DIRECTIVE
Copy every line in which the string "true" occurs.

WORKING DATA
========================================

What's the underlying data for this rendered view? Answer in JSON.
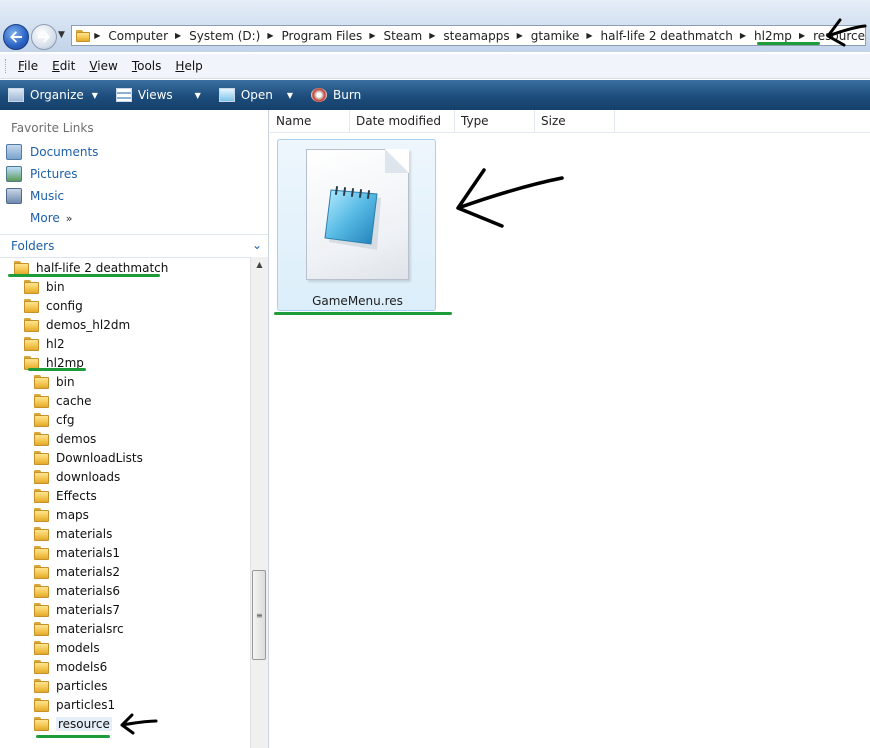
{
  "breadcrumb": [
    "Computer",
    "System (D:)",
    "Program Files",
    "Steam",
    "steamapps",
    "gtamike",
    "half-life 2 deathmatch",
    "hl2mp",
    "resource"
  ],
  "menu": [
    {
      "label": "File",
      "u": "F",
      "rest": "ile"
    },
    {
      "label": "Edit",
      "u": "E",
      "rest": "dit"
    },
    {
      "label": "View",
      "u": "V",
      "rest": "iew"
    },
    {
      "label": "Tools",
      "u": "T",
      "rest": "ools"
    },
    {
      "label": "Help",
      "u": "H",
      "rest": "elp"
    }
  ],
  "commands": {
    "organize": "Organize",
    "views": "Views",
    "open": "Open",
    "burn": "Burn"
  },
  "favorites": {
    "title": "Favorite Links",
    "documents": "Documents",
    "pictures": "Pictures",
    "music": "Music",
    "more": "More"
  },
  "folders_label": "Folders",
  "tree": [
    {
      "label": "half-life 2 deathmatch",
      "level": 0
    },
    {
      "label": "bin",
      "level": 1
    },
    {
      "label": "config",
      "level": 1
    },
    {
      "label": "demos_hl2dm",
      "level": 1
    },
    {
      "label": "hl2",
      "level": 1
    },
    {
      "label": "hl2mp",
      "level": 1
    },
    {
      "label": "bin",
      "level": 2
    },
    {
      "label": "cache",
      "level": 2
    },
    {
      "label": "cfg",
      "level": 2
    },
    {
      "label": "demos",
      "level": 2
    },
    {
      "label": "DownloadLists",
      "level": 2
    },
    {
      "label": "downloads",
      "level": 2
    },
    {
      "label": "Effects",
      "level": 2
    },
    {
      "label": "maps",
      "level": 2
    },
    {
      "label": "materials",
      "level": 2
    },
    {
      "label": "materials1",
      "level": 2
    },
    {
      "label": "materials2",
      "level": 2
    },
    {
      "label": "materials6",
      "level": 2
    },
    {
      "label": "materials7",
      "level": 2
    },
    {
      "label": "materialsrc",
      "level": 2
    },
    {
      "label": "models",
      "level": 2
    },
    {
      "label": "models6",
      "level": 2
    },
    {
      "label": "particles",
      "level": 2
    },
    {
      "label": "particles1",
      "level": 2
    },
    {
      "label": "resource",
      "level": 2,
      "selected": true
    }
  ],
  "columns": {
    "name": "Name",
    "date": "Date modified",
    "type": "Type",
    "size": "Size"
  },
  "file": {
    "name": "GameMenu.res",
    "icon": "notepad-document-icon"
  },
  "colors": {
    "annotation_underline": "#1f9c3a",
    "annotation_arrow": "#000000",
    "command_bar": "#1d4d7c"
  }
}
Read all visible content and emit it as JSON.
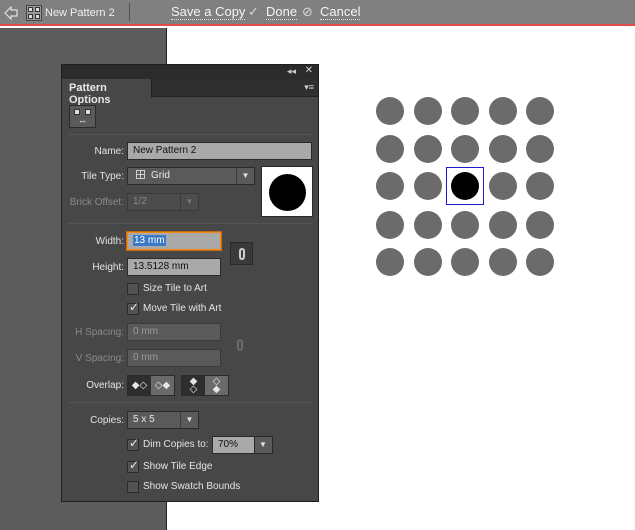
{
  "topbar": {
    "document_title": "New Pattern 2",
    "save_copy_label": "Save a Copy",
    "done_label": "Done",
    "cancel_label": "Cancel",
    "accent_color": "#e24a4a"
  },
  "panel": {
    "tab_label": "Pattern Options",
    "collapse_glyph": "◂◂",
    "close_glyph": "✕",
    "menu_glyph": "▾≡",
    "name": {
      "label": "Name:",
      "value": "New Pattern 2"
    },
    "tile_type": {
      "label": "Tile Type:",
      "value": "Grid"
    },
    "brick_offset": {
      "label": "Brick Offset:",
      "value": "1/2",
      "enabled": false
    },
    "width": {
      "label": "Width:",
      "value": "13 mm"
    },
    "height": {
      "label": "Height:",
      "value": "13.5128 mm"
    },
    "size_tile_to_art": {
      "label": "Size Tile to Art",
      "checked": false
    },
    "move_tile_with_art": {
      "label": "Move Tile with Art",
      "checked": true
    },
    "h_spacing": {
      "label": "H Spacing:",
      "value": "0 mm",
      "enabled": false
    },
    "v_spacing": {
      "label": "V Spacing:",
      "value": "0 mm",
      "enabled": false
    },
    "overlap": {
      "label": "Overlap:",
      "horizontal_selected": "left-in-front",
      "vertical_selected": "top-in-front"
    },
    "copies": {
      "label": "Copies:",
      "value": "5 x 5"
    },
    "dim_copies": {
      "label": "Dim Copies to:",
      "checked": true,
      "value": "70%"
    },
    "show_tile_edge": {
      "label": "Show Tile Edge",
      "checked": true
    },
    "show_swatch_bounds": {
      "label": "Show Swatch Bounds",
      "checked": false
    },
    "checkmark_glyph": "✓",
    "dropdown_arrow_glyph": "▼"
  },
  "artboard": {
    "grid_rows": 5,
    "grid_cols": 5,
    "original_tile": {
      "row": 2,
      "col": 2
    },
    "copy_color": "#6b6b6b",
    "original_color": "#000000",
    "tile_edge_color": "#1a1ad0"
  }
}
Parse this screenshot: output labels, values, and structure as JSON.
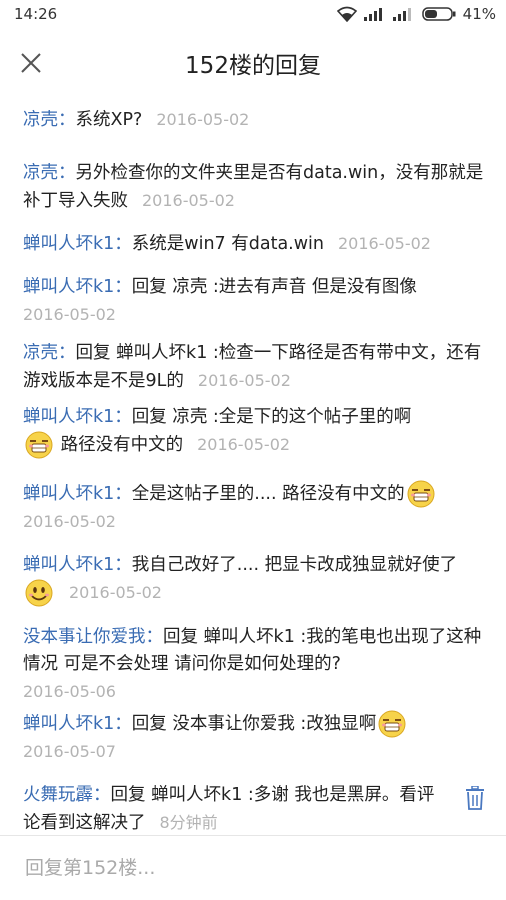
{
  "status_bar": {
    "time": "14:26",
    "battery": "41%"
  },
  "header": {
    "title": "152楼的回复"
  },
  "comments": [
    {
      "user": "凉壳",
      "text": "系统XP?",
      "time": "2016-05-02"
    },
    {
      "user": "凉壳",
      "text": "另外检查你的文件夹里是否有data.win，没有那就是补丁导入失败",
      "time": "2016-05-02"
    },
    {
      "user": "蝉叫人坏k1",
      "text": "系统是win7 有data.win",
      "time": "2016-05-02"
    },
    {
      "user": "蝉叫人坏k1",
      "text": "回复 凉壳 :进去有声音 但是没有图像",
      "time": "2016-05-02"
    },
    {
      "user": "凉壳",
      "text": "回复 蝉叫人坏k1 :检查一下路径是否有带中文，还有游戏版本是不是9L的",
      "time": "2016-05-02"
    },
    {
      "user": "蝉叫人坏k1",
      "text": "回复 凉壳 :全是下的这个帖子里的啊",
      "text2": "路径没有中文的",
      "time": "2016-05-02"
    },
    {
      "user": "蝉叫人坏k1",
      "text": "全是这帖子里的.... 路径没有中文的",
      "time": "2016-05-02"
    },
    {
      "user": "蝉叫人坏k1",
      "text": "我自己改好了.... 把显卡改成独显就好使了",
      "time": "2016-05-02"
    },
    {
      "user": "没本事让你爱我",
      "text": "回复 蝉叫人坏k1 :我的笔电也出现了这种情况 可是不会处理 请问你是如何处理的?",
      "time": "2016-05-06"
    },
    {
      "user": "蝉叫人坏k1",
      "text": "回复 没本事让你爱我 :改独显啊",
      "time": "2016-05-07"
    },
    {
      "user": "火舞玩霹",
      "text": "回复 蝉叫人坏k1 :多谢 我也是黑屏。看评论看到这解决了",
      "time": "8分钟前"
    }
  ],
  "reply_box": {
    "placeholder": "回复第152楼..."
  },
  "icons": {
    "close": "close-icon",
    "trash": "trash-icon",
    "emoji_cry": "crying-face-emoji",
    "emoji_smile": "smiling-face-emoji"
  },
  "colors": {
    "username": "#3a6cb3",
    "timestamp": "#b3b3b3",
    "trash": "#4a78c0"
  }
}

========================================

FINISHED TASK
      "selected": true
      "checked": true
      "checked": true,
      "checked": true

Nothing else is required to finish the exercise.